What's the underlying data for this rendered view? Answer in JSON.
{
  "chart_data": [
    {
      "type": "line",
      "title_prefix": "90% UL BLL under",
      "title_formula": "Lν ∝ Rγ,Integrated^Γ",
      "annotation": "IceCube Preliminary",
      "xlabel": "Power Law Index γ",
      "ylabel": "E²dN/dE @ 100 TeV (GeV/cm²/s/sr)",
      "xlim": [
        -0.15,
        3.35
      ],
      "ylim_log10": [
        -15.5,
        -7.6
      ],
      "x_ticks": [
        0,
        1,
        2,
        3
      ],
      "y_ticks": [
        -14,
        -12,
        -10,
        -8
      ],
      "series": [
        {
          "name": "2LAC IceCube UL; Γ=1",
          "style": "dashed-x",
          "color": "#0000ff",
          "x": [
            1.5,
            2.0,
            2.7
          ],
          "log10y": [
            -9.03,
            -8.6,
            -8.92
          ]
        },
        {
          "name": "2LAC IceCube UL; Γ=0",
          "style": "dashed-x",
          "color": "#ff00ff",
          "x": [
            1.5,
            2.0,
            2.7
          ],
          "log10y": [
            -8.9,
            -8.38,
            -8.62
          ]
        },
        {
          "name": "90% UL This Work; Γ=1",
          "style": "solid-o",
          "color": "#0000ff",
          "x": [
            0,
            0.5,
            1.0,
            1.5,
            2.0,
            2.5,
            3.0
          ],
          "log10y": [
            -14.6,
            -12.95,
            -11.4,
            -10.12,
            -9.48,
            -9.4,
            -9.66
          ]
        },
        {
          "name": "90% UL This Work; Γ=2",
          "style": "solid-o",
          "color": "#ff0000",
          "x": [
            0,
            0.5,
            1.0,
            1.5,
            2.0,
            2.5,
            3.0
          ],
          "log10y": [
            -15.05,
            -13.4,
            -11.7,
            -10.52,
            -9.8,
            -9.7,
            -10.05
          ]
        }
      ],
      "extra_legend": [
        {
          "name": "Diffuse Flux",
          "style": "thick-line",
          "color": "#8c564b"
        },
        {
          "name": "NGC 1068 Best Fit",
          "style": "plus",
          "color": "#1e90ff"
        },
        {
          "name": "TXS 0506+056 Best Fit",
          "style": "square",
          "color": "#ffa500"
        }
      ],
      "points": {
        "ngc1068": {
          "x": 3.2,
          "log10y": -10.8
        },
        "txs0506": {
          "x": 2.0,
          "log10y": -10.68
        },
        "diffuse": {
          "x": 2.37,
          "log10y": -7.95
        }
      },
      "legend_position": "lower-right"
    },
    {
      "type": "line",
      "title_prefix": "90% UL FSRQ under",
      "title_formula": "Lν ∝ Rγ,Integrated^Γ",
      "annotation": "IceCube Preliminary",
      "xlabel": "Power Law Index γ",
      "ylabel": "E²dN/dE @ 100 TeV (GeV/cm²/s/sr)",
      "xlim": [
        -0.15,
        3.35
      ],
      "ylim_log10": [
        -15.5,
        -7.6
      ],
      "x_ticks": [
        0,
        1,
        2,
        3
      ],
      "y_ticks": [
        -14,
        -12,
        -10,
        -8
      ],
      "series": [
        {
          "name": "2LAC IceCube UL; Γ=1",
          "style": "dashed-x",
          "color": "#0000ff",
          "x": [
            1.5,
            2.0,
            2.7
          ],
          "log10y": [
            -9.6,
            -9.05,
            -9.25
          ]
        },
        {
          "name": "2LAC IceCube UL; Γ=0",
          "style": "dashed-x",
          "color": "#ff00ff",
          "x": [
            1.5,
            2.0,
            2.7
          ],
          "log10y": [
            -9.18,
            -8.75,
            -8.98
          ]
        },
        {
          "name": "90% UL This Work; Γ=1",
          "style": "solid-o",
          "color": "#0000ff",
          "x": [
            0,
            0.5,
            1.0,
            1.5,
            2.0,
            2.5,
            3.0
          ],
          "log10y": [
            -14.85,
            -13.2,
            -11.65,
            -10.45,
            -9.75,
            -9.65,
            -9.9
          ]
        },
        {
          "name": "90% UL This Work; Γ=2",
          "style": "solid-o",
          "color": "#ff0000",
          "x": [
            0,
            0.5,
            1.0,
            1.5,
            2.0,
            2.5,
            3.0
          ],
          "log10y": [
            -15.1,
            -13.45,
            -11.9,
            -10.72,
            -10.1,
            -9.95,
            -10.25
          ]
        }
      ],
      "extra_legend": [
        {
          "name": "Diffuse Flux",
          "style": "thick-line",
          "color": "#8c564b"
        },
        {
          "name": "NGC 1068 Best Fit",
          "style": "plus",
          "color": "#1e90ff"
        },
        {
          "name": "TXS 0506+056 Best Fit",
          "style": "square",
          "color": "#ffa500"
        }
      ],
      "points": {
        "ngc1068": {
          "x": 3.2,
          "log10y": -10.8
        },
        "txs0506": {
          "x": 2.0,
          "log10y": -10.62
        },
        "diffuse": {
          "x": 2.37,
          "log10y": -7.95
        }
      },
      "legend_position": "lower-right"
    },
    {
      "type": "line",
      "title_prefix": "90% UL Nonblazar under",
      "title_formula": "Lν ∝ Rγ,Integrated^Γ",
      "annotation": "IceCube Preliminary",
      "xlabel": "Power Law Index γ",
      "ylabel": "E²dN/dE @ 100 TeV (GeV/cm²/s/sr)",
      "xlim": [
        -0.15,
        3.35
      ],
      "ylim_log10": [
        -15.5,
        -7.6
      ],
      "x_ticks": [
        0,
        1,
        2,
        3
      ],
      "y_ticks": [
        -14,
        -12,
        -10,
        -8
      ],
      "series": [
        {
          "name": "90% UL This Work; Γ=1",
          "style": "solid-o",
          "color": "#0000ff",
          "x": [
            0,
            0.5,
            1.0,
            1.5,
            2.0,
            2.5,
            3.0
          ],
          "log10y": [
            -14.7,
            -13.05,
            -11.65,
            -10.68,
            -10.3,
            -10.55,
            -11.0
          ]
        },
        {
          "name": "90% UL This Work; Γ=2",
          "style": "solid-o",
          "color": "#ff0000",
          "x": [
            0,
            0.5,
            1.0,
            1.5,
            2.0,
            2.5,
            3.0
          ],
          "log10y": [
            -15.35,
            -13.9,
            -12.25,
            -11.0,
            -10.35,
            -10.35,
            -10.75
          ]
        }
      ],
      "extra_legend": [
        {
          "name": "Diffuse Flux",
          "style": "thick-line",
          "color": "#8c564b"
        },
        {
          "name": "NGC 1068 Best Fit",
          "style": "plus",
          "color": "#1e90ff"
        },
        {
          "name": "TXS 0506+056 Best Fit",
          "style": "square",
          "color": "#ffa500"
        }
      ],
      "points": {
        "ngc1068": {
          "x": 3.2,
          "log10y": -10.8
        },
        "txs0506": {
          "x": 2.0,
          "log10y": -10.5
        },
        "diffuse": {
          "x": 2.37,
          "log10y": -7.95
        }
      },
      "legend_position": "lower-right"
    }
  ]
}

▶ [WHAT YOU ARE ASKED TO DO]
Give all the entries again exactly; leave none out.

▶ [ANSWER IN FULL]
What's the underlying data for this rendered view? Answer in JSON.
{
  "chart_data": [
    {
      "type": "line",
      "title_prefix": "90% UL BLL under",
      "title_formula": "Lν ∝ Rγ,Integrated^Γ",
      "annotation": "IceCube Preliminary",
      "xlabel": "Power Law Index γ",
      "ylabel": "E²dN/dE @ 100 TeV (GeV/cm²/s/sr)",
      "xlim": [
        -0.15,
        3.35
      ],
      "ylim_log10": [
        -15.5,
        -7.6
      ],
      "x_ticks": [
        0,
        1,
        2,
        3
      ],
      "y_ticks": [
        -14,
        -12,
        -10,
        -8
      ],
      "series": [
        {
          "name": "2LAC IceCube UL; Γ=1",
          "style": "dashed-x",
          "color": "#0000ff",
          "x": [
            1.5,
            2.0,
            2.7
          ],
          "log10y": [
            -9.03,
            -8.6,
            -8.92
          ]
        },
        {
          "name": "2LAC IceCube UL; Γ=0",
          "style": "dashed-x",
          "color": "#ff00ff",
          "x": [
            1.5,
            2.0,
            2.7
          ],
          "log10y": [
            -8.9,
            -8.38,
            -8.62
          ]
        },
        {
          "name": "90% UL This Work; Γ=1",
          "style": "solid-o",
          "color": "#0000ff",
          "x": [
            0,
            0.5,
            1.0,
            1.5,
            2.0,
            2.5,
            3.0
          ],
          "log10y": [
            -14.6,
            -12.95,
            -11.4,
            -10.12,
            -9.48,
            -9.4,
            -9.66
          ]
        },
        {
          "name": "90% UL This Work; Γ=2",
          "style": "solid-o",
          "color": "#ff0000",
          "x": [
            0,
            0.5,
            1.0,
            1.5,
            2.0,
            2.5,
            3.0
          ],
          "log10y": [
            -15.05,
            -13.4,
            -11.7,
            -10.52,
            -9.8,
            -9.7,
            -10.05
          ]
        }
      ],
      "extra_legend": [
        {
          "name": "Diffuse Flux",
          "style": "thick-line",
          "color": "#8c564b"
        },
        {
          "name": "NGC 1068 Best Fit",
          "style": "plus",
          "color": "#1e90ff"
        },
        {
          "name": "TXS 0506+056 Best Fit",
          "style": "square",
          "color": "#ffa500"
        }
      ],
      "points": {
        "ngc1068": {
          "x": 3.2,
          "log10y": -10.8
        },
        "txs0506": {
          "x": 2.0,
          "log10y": -10.68
        },
        "diffuse": {
          "x": 2.37,
          "log10y": -7.95
        }
      },
      "legend_position": "lower-right"
    },
    {
      "type": "line",
      "title_prefix": "90% UL FSRQ under",
      "title_formula": "Lν ∝ Rγ,Integrated^Γ",
      "annotation": "IceCube Preliminary",
      "xlabel": "Power Law Index γ",
      "ylabel": "E²dN/dE @ 100 TeV (GeV/cm²/s/sr)",
      "xlim": [
        -0.15,
        3.35
      ],
      "ylim_log10": [
        -15.5,
        -7.6
      ],
      "x_ticks": [
        0,
        1,
        2,
        3
      ],
      "y_ticks": [
        -14,
        -12,
        -10,
        -8
      ],
      "series": [
        {
          "name": "2LAC IceCube UL; Γ=1",
          "style": "dashed-x",
          "color": "#0000ff",
          "x": [
            1.5,
            2.0,
            2.7
          ],
          "log10y": [
            -9.6,
            -9.05,
            -9.25
          ]
        },
        {
          "name": "2LAC IceCube UL; Γ=0",
          "style": "dashed-x",
          "color": "#ff00ff",
          "x": [
            1.5,
            2.0,
            2.7
          ],
          "log10y": [
            -9.18,
            -8.75,
            -8.98
          ]
        },
        {
          "name": "90% UL This Work; Γ=1",
          "style": "solid-o",
          "color": "#0000ff",
          "x": [
            0,
            0.5,
            1.0,
            1.5,
            2.0,
            2.5,
            3.0
          ],
          "log10y": [
            -14.85,
            -13.2,
            -11.65,
            -10.45,
            -9.75,
            -9.65,
            -9.9
          ]
        },
        {
          "name": "90% UL This Work; Γ=2",
          "style": "solid-o",
          "color": "#ff0000",
          "x": [
            0,
            0.5,
            1.0,
            1.5,
            2.0,
            2.5,
            3.0
          ],
          "log10y": [
            -15.1,
            -13.45,
            -11.9,
            -10.72,
            -10.1,
            -9.95,
            -10.25
          ]
        }
      ],
      "extra_legend": [
        {
          "name": "Diffuse Flux",
          "style": "thick-line",
          "color": "#8c564b"
        },
        {
          "name": "NGC 1068 Best Fit",
          "style": "plus",
          "color": "#1e90ff"
        },
        {
          "name": "TXS 0506+056 Best Fit",
          "style": "square",
          "color": "#ffa500"
        }
      ],
      "points": {
        "ngc1068": {
          "x": 3.2,
          "log10y": -10.8
        },
        "txs0506": {
          "x": 2.0,
          "log10y": -10.62
        },
        "diffuse": {
          "x": 2.37,
          "log10y": -7.95
        }
      },
      "legend_position": "lower-right"
    },
    {
      "type": "line",
      "title_prefix": "90% UL Nonblazar under",
      "title_formula": "Lν ∝ Rγ,Integrated^Γ",
      "annotation": "IceCube Preliminary",
      "xlabel": "Power Law Index γ",
      "ylabel": "E²dN/dE @ 100 TeV (GeV/cm²/s/sr)",
      "xlim": [
        -0.15,
        3.35
      ],
      "ylim_log10": [
        -15.5,
        -7.6
      ],
      "x_ticks": [
        0,
        1,
        2,
        3
      ],
      "y_ticks": [
        -14,
        -12,
        -10,
        -8
      ],
      "series": [
        {
          "name": "90% UL This Work; Γ=1",
          "style": "solid-o",
          "color": "#0000ff",
          "x": [
            0,
            0.5,
            1.0,
            1.5,
            2.0,
            2.5,
            3.0
          ],
          "log10y": [
            -14.7,
            -13.05,
            -11.65,
            -10.68,
            -10.3,
            -10.55,
            -11.0
          ]
        },
        {
          "name": "90% UL This Work; Γ=2",
          "style": "solid-o",
          "color": "#ff0000",
          "x": [
            0,
            0.5,
            1.0,
            1.5,
            2.0,
            2.5,
            3.0
          ],
          "log10y": [
            -15.35,
            -13.9,
            -12.25,
            -11.0,
            -10.35,
            -10.35,
            -10.75
          ]
        }
      ],
      "extra_legend": [
        {
          "name": "Diffuse Flux",
          "style": "thick-line",
          "color": "#8c564b"
        },
        {
          "name": "NGC 1068 Best Fit",
          "style": "plus",
          "color": "#1e90ff"
        },
        {
          "name": "TXS 0506+056 Best Fit",
          "style": "square",
          "color": "#ffa500"
        }
      ],
      "points": {
        "ngc1068": {
          "x": 3.2,
          "log10y": -10.8
        },
        "txs0506": {
          "x": 2.0,
          "log10y": -10.5
        },
        "diffuse": {
          "x": 2.37,
          "log10y": -7.95
        }
      },
      "legend_position": "lower-right"
    }
  ]
}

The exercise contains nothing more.